Challenge: Write out every single entry exactly.
——————
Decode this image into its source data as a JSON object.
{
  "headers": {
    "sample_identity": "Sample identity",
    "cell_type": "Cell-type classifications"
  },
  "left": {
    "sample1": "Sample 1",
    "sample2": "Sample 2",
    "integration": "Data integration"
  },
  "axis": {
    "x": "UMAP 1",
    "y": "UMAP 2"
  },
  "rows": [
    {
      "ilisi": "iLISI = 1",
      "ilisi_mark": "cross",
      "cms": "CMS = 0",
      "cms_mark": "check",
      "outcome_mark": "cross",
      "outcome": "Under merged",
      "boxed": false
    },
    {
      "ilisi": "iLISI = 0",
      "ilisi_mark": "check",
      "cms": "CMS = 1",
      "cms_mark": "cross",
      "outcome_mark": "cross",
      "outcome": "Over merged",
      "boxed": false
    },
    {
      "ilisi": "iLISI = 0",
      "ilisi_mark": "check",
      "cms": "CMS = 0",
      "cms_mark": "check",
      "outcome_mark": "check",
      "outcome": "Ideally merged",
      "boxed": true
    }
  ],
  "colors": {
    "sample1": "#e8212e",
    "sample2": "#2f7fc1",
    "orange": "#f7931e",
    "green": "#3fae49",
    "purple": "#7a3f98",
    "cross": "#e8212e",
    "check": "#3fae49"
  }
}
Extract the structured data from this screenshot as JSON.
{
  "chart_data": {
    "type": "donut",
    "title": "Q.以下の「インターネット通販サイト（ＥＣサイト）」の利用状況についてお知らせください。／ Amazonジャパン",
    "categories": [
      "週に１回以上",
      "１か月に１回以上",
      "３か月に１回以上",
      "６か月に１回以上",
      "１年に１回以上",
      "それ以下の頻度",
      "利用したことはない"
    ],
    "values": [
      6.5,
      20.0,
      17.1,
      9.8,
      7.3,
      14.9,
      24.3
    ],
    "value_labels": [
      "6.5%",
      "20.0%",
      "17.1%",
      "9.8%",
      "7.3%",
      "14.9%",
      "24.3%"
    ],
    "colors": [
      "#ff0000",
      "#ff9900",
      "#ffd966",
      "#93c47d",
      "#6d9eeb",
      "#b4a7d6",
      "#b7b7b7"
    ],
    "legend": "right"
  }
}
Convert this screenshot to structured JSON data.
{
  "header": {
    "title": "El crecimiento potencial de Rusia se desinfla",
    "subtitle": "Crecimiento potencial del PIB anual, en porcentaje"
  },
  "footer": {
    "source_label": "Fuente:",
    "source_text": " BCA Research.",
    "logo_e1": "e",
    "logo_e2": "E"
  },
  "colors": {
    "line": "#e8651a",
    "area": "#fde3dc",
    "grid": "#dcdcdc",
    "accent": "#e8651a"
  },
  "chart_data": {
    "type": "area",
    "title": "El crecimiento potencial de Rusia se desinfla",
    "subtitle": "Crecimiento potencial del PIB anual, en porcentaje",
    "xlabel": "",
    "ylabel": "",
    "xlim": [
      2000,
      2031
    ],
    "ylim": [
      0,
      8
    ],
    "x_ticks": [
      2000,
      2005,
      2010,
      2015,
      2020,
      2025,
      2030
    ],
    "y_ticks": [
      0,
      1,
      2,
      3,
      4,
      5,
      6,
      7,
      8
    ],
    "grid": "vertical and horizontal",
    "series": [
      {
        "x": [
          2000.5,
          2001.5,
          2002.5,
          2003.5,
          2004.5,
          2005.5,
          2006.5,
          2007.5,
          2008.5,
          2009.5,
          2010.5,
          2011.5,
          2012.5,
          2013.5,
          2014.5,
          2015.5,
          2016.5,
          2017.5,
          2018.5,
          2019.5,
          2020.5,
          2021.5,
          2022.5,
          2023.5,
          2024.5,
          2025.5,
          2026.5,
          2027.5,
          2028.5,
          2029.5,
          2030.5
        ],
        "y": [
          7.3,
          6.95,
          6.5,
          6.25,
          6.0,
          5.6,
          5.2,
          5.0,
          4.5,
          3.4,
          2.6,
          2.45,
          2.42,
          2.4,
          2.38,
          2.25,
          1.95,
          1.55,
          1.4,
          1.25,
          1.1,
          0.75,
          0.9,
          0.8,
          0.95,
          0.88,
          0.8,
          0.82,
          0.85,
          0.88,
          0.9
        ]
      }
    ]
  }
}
——————
Solution to the problem:
Decode this image into its source data as a JSON object.
{
  "headers": {
    "sample_identity": "Sample identity",
    "cell_type": "Cell-type classifications"
  },
  "left": {
    "sample1": "Sample 1",
    "sample2": "Sample 2",
    "integration": "Data integration"
  },
  "axis": {
    "x": "UMAP 1",
    "y": "UMAP 2"
  },
  "rows": [
    {
      "ilisi": "iLISI = 1",
      "ilisi_mark": "cross",
      "cms": "CMS = 0",
      "cms_mark": "check",
      "outcome_mark": "cross",
      "outcome": "Under merged",
      "boxed": false
    },
    {
      "ilisi": "iLISI = 0",
      "ilisi_mark": "check",
      "cms": "CMS = 1",
      "cms_mark": "cross",
      "outcome_mark": "cross",
      "outcome": "Over merged",
      "boxed": false
    },
    {
      "ilisi": "iLISI = 0",
      "ilisi_mark": "check",
      "cms": "CMS = 0",
      "cms_mark": "check",
      "outcome_mark": "check",
      "outcome": "Ideally merged",
      "boxed": true
    }
  ],
  "colors": {
    "sample1": "#e8212e",
    "sample2": "#2f7fc1",
    "orange": "#f7931e",
    "green": "#3fae49",
    "purple": "#7a3f98",
    "cross": "#e8212e",
    "check": "#3fae49"
  }
}
Extract the structured data from this screenshot as JSON.
{
  "chart_data": {
    "type": "donut",
    "title": "Q.以下の「インターネット通販サイト（ＥＣサイト）」の利用状況についてお知らせください。／ Amazonジャパン",
    "categories": [
      "週に１回以上",
      "１か月に１回以上",
      "３か月に１回以上",
      "６か月に１回以上",
      "１年に１回以上",
      "それ以下の頻度",
      "利用したことはない"
    ],
    "values": [
      6.5,
      20.0,
      17.1,
      9.8,
      7.3,
      14.9,
      24.3
    ],
    "value_labels": [
      "6.5%",
      "20.0%",
      "17.1%",
      "9.8%",
      "7.3%",
      "14.9%",
      "24.3%"
    ],
    "colors": [
      "#ff0000",
      "#ff9900",
      "#ffd966",
      "#93c47d",
      "#6d9eeb",
      "#b4a7d6",
      "#b7b7b7"
    ],
    "legend": "right"
  }
}
Convert this screenshot to structured JSON data.
{
  "header": {
    "title": "El crecimiento potencial de Rusia se desinfla",
    "subtitle": "Crecimiento potencial del PIB anual, en porcentaje"
  },
  "footer": {
    "source_label": "Fuente:",
    "source_text": " BCA Research.",
    "logo_e1": "e",
    "logo_e2": "E"
  },
  "colors": {
    "line": "#e8651a",
    "area": "#fde3dc",
    "grid": "#dcdcdc",
    "accent": "#e8651a"
  },
  "chart_data": {
    "type": "area",
    "title": "El crecimiento potencial de Rusia se desinfla",
    "subtitle": "Crecimiento potencial del PIB anual, en porcentaje",
    "xlabel": "",
    "ylabel": "",
    "xlim": [
      2000,
      2031
    ],
    "ylim": [
      0,
      8
    ],
    "x_ticks": [
      2000,
      2005,
      2010,
      2015,
      2020,
      2025,
      2030
    ],
    "y_ticks": [
      0,
      1,
      2,
      3,
      4,
      5,
      6,
      7,
      8
    ],
    "grid": "vertical and horizontal",
    "series": [
      {
        "x": [
          2000.5,
          2001.5,
          2002.5,
          2003.5,
          2004.5,
          2005.5,
          2006.5,
          2007.5,
          2008.5,
          2009.5,
          2010.5,
          2011.5,
          2012.5,
          2013.5,
          2014.5,
          2015.5,
          2016.5,
          2017.5,
          2018.5,
          2019.5,
          2020.5,
          2021.5,
          2022.5,
          2023.5,
          2024.5,
          2025.5,
          2026.5,
          2027.5,
          2028.5,
          2029.5,
          2030.5
        ],
        "y": [
          7.3,
          6.95,
          6.5,
          6.25,
          6.0,
          5.6,
          5.2,
          5.0,
          4.5,
          3.4,
          2.6,
          2.45,
          2.42,
          2.4,
          2.38,
          2.25,
          1.95,
          1.55,
          1.4,
          1.25,
          1.1,
          0.75,
          0.9,
          0.8,
          0.95,
          0.88,
          0.8,
          0.82,
          0.85,
          0.88,
          0.9
        ]
      }
    ]
  }
}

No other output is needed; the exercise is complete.